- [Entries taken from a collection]
>> START
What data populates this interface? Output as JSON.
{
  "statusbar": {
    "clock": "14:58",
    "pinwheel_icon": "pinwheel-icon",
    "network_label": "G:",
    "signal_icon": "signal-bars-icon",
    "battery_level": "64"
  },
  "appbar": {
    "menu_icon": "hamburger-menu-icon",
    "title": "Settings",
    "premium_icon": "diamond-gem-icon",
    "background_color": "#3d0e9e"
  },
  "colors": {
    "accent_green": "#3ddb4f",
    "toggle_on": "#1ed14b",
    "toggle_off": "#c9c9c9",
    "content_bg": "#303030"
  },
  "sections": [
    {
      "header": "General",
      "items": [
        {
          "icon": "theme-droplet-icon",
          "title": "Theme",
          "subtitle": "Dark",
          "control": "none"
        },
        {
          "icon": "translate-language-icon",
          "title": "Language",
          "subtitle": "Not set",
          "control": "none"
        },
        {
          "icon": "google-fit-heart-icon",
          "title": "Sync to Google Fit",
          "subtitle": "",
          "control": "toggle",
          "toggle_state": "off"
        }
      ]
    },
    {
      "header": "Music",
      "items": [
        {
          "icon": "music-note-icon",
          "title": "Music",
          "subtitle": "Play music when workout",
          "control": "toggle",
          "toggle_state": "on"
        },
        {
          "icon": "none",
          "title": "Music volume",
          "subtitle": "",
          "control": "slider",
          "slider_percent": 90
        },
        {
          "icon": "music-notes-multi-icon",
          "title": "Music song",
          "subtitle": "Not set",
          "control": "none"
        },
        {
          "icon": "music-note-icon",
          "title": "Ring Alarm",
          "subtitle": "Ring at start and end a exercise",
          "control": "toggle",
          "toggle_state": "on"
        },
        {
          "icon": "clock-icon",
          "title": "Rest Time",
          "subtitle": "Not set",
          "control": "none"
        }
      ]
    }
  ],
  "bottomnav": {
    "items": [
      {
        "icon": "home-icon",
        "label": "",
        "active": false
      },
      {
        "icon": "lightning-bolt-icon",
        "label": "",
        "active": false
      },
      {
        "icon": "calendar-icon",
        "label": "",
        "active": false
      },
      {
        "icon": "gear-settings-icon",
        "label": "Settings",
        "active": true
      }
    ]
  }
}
>> END
>> START
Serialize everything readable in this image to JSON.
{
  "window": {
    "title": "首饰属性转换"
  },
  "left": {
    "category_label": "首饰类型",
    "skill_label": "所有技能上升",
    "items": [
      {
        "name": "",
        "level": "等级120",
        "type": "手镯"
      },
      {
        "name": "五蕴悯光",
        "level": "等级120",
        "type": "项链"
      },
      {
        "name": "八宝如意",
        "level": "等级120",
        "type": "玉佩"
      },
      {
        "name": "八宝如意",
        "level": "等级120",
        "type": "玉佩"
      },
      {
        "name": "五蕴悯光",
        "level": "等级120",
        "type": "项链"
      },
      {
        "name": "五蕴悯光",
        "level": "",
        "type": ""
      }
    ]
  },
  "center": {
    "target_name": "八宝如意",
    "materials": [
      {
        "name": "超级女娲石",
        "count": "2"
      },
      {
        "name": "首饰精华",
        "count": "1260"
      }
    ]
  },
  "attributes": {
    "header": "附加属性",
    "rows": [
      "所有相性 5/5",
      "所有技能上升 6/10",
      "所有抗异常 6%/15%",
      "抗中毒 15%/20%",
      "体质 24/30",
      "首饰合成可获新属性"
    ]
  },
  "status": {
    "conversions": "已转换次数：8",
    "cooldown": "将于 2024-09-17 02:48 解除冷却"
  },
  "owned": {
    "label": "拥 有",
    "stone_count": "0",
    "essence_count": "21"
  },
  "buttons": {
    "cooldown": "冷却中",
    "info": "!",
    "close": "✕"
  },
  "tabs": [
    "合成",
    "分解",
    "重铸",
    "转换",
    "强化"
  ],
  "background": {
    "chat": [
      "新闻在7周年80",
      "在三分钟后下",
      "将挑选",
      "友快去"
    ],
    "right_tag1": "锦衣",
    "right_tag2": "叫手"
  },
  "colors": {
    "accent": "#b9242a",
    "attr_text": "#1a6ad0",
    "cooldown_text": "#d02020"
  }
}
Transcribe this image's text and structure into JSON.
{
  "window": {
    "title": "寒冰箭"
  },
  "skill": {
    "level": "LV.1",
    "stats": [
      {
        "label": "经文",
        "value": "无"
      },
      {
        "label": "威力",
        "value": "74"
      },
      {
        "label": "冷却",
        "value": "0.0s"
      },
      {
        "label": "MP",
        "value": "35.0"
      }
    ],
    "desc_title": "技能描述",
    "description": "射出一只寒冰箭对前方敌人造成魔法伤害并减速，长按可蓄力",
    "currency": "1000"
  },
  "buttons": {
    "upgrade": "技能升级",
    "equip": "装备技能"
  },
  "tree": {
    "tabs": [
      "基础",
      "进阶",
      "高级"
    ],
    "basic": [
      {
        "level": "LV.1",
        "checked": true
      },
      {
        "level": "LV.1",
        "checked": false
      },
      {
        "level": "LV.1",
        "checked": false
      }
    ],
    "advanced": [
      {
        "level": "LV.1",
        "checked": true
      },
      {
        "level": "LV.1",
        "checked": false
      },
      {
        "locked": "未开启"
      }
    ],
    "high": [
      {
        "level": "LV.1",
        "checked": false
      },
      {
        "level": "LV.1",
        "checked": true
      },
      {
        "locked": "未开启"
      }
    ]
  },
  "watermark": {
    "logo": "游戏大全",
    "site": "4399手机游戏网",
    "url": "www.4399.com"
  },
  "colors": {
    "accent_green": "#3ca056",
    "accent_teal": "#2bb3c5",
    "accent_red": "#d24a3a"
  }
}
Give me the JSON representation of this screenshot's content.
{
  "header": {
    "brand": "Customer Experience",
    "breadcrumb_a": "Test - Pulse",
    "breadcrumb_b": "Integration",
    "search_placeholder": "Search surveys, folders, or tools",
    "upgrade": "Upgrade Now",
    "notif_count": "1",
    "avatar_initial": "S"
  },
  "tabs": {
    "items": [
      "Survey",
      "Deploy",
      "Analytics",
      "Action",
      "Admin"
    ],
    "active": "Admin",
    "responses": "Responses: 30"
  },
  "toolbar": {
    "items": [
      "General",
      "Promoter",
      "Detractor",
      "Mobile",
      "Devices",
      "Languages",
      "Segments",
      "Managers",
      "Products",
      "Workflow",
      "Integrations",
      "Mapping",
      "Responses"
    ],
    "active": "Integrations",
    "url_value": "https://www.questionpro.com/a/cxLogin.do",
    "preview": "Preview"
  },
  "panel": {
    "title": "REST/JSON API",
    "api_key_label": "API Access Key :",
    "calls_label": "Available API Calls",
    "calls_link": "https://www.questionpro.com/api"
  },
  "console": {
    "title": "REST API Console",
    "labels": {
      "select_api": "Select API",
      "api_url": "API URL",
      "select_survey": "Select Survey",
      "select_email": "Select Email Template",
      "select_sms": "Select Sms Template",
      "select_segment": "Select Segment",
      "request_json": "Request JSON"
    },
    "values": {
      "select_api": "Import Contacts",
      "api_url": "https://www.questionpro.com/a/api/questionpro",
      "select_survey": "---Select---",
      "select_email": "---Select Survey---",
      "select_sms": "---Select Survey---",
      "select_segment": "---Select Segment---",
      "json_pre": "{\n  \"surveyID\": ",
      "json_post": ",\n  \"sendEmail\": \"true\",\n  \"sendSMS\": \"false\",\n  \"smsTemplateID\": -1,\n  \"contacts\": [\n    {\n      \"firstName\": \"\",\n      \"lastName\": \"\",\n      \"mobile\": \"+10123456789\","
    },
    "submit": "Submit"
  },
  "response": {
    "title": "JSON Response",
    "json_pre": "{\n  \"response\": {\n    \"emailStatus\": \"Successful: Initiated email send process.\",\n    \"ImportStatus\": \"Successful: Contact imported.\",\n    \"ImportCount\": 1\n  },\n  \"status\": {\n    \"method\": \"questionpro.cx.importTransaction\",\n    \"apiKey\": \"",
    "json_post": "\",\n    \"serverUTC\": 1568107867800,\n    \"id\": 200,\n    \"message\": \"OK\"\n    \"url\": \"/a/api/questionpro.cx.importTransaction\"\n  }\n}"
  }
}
>> END
>> START
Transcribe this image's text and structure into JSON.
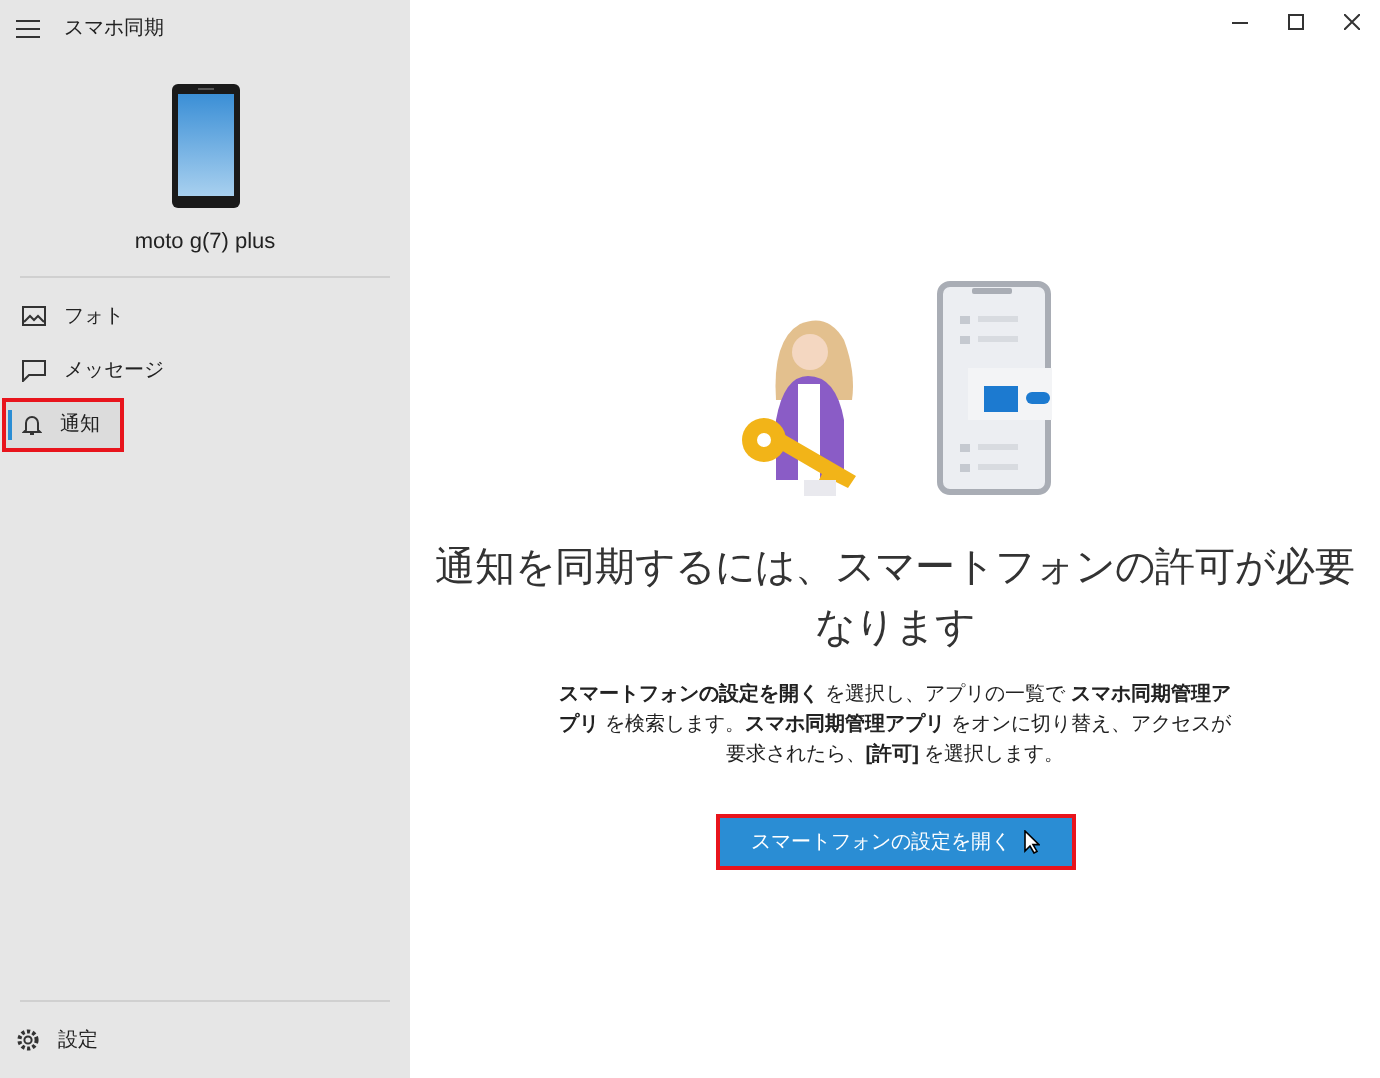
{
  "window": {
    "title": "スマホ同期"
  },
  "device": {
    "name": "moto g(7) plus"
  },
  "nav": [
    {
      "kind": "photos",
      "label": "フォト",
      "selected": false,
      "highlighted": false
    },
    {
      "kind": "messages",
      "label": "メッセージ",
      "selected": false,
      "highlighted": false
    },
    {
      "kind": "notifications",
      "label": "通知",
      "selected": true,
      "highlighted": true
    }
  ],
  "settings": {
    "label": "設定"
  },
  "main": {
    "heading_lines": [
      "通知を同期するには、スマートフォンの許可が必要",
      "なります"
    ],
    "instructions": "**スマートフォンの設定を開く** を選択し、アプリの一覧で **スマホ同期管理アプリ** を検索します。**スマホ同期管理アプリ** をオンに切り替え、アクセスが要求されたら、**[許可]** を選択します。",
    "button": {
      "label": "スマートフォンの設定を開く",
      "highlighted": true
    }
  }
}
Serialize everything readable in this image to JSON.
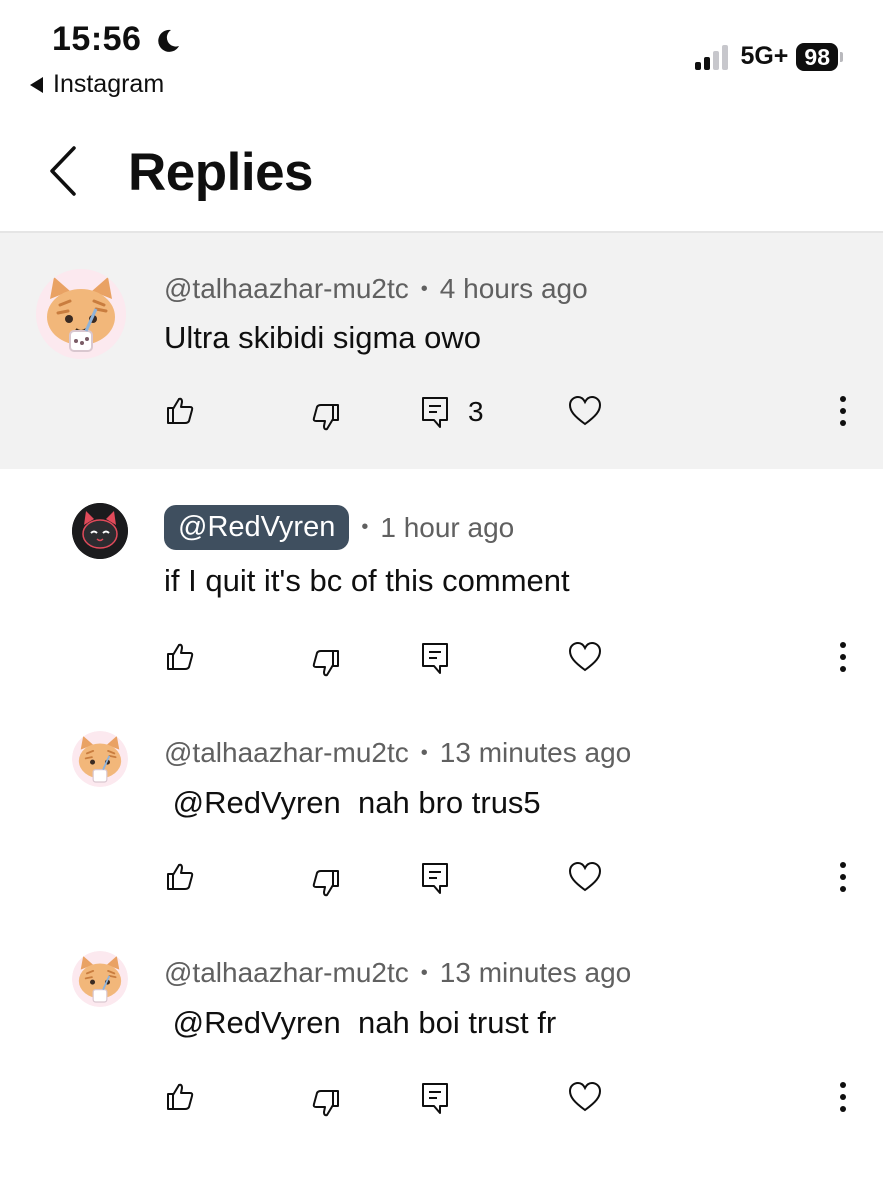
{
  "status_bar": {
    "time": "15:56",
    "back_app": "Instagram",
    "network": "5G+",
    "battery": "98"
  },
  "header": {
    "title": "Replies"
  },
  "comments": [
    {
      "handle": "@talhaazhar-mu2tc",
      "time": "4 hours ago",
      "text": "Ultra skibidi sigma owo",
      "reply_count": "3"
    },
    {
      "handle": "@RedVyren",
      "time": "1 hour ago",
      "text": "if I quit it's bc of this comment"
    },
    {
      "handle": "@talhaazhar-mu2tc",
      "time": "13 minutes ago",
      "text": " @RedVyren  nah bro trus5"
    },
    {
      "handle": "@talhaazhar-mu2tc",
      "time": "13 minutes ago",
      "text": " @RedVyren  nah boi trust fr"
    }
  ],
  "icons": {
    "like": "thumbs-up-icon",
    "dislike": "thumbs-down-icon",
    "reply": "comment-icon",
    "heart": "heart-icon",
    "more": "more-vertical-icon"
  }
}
>> END
- [Do this] Show each line in the entries that holds the string "header".

- [Task answer]
      "header": "General",
      "header": "Music",
    "header": "附加属性",
  "header": {
  "header": {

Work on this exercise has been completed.